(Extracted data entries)
>>>>>

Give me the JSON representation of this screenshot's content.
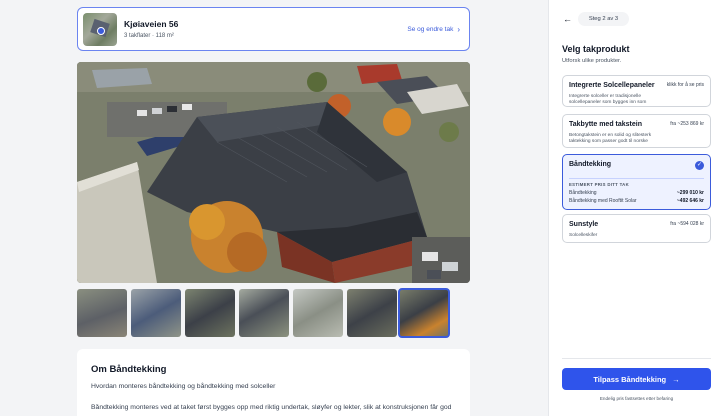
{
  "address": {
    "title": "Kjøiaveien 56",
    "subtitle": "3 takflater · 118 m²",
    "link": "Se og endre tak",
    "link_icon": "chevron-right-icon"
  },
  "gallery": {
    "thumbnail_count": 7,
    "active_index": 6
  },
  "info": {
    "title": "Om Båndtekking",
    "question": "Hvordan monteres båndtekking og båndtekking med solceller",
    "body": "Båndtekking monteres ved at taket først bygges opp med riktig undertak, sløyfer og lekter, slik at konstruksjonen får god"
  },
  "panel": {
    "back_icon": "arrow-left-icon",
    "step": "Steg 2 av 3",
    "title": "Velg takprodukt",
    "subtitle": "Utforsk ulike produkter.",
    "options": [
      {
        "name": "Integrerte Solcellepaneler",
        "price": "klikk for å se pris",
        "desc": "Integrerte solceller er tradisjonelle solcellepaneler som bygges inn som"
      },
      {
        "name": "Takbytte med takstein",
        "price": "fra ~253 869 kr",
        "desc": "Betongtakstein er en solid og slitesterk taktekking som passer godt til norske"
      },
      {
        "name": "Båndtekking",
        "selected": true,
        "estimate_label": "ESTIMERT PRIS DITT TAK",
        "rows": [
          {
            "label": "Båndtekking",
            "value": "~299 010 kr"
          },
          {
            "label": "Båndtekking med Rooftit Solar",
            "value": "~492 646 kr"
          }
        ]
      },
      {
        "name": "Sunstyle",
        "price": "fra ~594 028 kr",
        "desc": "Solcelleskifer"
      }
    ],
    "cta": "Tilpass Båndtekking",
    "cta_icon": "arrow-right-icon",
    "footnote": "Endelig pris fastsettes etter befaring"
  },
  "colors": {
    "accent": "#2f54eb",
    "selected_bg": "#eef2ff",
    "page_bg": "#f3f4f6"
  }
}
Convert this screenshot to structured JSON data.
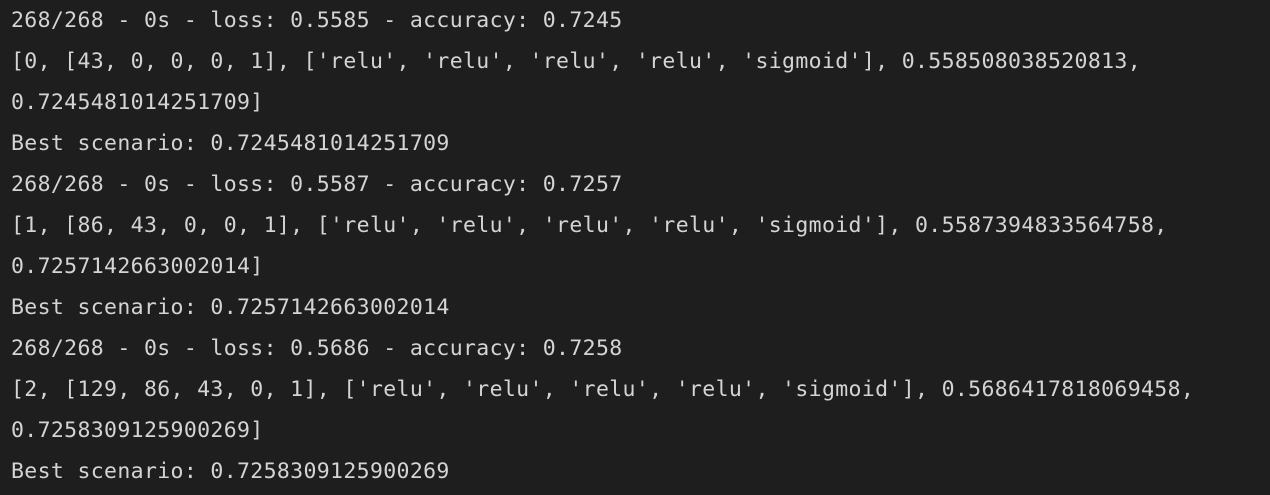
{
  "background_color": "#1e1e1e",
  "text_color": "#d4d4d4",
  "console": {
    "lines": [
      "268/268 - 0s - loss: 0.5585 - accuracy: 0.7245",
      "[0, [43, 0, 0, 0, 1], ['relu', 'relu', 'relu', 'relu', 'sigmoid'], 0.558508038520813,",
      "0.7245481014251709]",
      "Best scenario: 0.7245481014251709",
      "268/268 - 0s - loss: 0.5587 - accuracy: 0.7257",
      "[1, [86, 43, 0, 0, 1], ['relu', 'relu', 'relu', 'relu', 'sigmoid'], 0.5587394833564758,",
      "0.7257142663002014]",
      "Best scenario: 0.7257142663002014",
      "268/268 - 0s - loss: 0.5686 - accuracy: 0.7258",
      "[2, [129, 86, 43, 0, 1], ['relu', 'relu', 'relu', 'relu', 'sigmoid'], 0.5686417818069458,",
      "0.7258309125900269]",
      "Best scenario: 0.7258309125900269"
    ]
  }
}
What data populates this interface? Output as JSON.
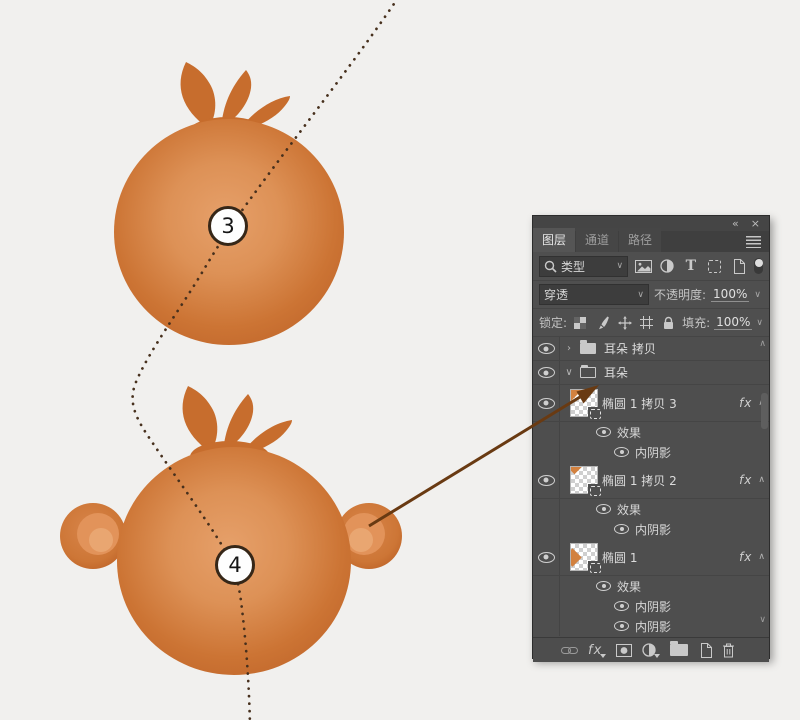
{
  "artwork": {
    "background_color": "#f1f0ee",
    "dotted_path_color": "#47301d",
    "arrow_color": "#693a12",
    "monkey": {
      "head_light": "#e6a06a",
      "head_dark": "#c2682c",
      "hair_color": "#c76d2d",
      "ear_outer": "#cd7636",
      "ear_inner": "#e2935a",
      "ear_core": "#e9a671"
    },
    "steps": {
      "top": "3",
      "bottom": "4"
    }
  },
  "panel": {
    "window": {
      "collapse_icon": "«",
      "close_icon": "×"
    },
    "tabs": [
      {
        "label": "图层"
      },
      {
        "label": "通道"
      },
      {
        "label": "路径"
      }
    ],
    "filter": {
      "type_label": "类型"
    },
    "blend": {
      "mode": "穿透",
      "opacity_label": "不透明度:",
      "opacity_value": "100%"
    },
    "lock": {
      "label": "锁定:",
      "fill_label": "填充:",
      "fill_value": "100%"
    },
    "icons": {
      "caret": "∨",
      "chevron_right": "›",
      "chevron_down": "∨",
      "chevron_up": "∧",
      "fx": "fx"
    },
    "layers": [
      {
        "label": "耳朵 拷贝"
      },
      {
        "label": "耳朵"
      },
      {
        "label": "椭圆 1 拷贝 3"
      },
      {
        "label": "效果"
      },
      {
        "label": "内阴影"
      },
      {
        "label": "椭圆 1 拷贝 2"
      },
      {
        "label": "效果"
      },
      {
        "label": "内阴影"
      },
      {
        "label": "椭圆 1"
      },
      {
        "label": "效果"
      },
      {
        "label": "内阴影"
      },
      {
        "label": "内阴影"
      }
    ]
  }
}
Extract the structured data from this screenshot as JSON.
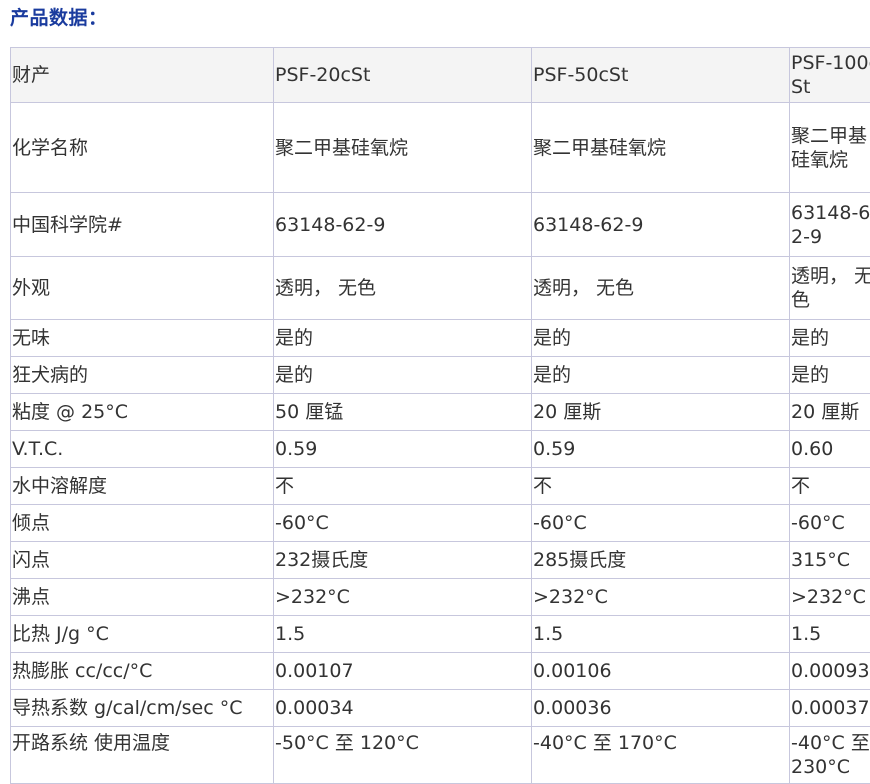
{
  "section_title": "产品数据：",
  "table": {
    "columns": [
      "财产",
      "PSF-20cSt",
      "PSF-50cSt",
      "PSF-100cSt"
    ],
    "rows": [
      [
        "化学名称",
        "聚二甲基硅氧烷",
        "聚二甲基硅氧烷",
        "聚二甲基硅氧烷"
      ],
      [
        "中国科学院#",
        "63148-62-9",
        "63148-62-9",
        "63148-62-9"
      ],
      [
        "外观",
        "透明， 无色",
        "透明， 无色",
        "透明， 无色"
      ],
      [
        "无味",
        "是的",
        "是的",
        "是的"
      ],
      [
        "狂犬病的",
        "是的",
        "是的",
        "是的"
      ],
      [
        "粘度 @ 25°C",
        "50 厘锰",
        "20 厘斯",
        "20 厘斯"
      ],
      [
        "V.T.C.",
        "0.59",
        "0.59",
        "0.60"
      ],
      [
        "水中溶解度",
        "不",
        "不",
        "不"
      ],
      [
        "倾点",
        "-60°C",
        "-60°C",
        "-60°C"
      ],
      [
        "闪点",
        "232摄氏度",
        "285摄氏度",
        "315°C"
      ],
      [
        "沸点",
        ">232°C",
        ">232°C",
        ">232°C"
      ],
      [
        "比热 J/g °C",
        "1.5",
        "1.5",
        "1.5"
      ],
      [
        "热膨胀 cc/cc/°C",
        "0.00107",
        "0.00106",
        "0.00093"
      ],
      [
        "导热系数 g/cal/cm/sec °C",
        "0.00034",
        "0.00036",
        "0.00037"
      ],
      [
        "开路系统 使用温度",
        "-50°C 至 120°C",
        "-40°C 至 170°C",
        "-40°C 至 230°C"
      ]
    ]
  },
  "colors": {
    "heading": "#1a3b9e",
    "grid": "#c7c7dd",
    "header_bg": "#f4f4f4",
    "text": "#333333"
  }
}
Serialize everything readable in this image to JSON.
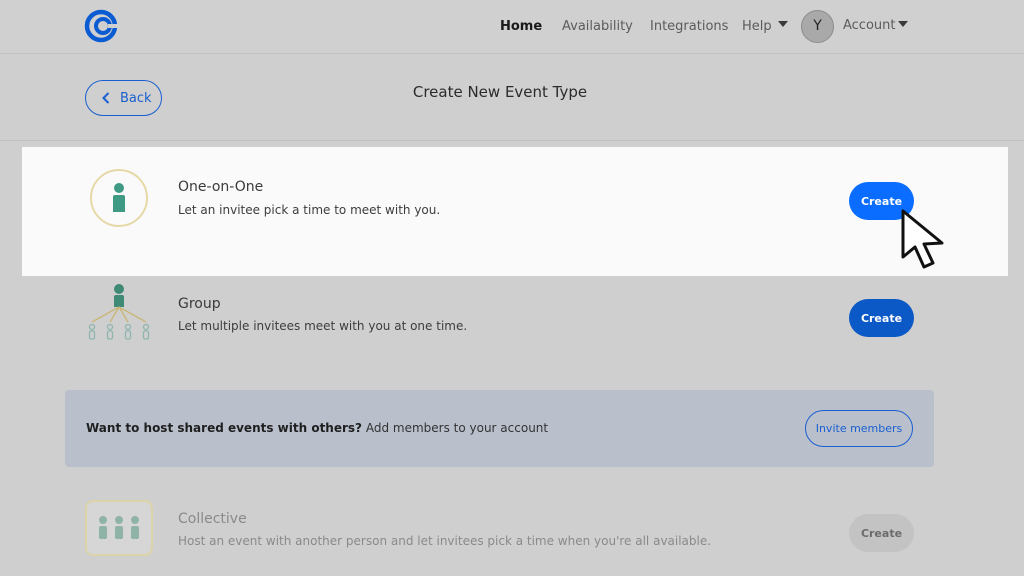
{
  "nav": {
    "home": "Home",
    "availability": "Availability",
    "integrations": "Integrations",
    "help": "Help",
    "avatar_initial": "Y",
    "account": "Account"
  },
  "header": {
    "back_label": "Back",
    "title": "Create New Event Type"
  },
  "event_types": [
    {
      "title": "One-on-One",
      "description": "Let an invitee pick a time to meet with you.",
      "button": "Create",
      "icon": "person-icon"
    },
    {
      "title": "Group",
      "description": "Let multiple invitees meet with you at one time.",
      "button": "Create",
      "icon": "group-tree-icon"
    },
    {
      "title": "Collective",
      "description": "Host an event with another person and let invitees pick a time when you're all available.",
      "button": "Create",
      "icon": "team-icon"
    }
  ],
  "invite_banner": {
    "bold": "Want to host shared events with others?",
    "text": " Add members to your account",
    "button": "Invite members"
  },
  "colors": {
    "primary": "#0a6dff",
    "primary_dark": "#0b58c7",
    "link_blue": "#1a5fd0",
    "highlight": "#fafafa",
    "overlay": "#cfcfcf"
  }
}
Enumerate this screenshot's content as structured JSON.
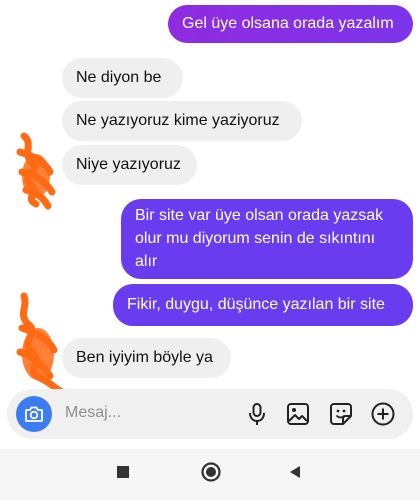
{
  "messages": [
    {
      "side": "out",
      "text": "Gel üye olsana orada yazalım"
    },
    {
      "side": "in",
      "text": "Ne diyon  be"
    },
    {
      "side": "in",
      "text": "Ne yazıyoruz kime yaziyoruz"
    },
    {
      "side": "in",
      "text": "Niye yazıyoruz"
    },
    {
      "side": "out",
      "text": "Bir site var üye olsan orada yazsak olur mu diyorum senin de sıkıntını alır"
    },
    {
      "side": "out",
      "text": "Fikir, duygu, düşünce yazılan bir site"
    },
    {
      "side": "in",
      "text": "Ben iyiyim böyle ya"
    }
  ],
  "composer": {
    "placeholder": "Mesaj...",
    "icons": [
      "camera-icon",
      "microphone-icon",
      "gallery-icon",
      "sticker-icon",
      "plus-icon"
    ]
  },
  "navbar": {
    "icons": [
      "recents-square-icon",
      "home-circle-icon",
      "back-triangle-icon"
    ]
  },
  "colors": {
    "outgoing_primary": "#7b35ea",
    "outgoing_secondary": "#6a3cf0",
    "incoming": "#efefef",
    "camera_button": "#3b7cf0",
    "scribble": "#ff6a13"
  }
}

<<<<<

> PROBLEM TO SOLVE
Every line of the records that includes the word "bygges" should be gathered.

> THE COMPLETED TASK
    "body": "Båndtekking monteres ved at taket først bygges opp med riktig undertak, sløyfer og lekter, slik at konstruksjonen får god"
        "desc": "Integrerte solceller er tradisjonelle solcellepaneler som bygges inn som"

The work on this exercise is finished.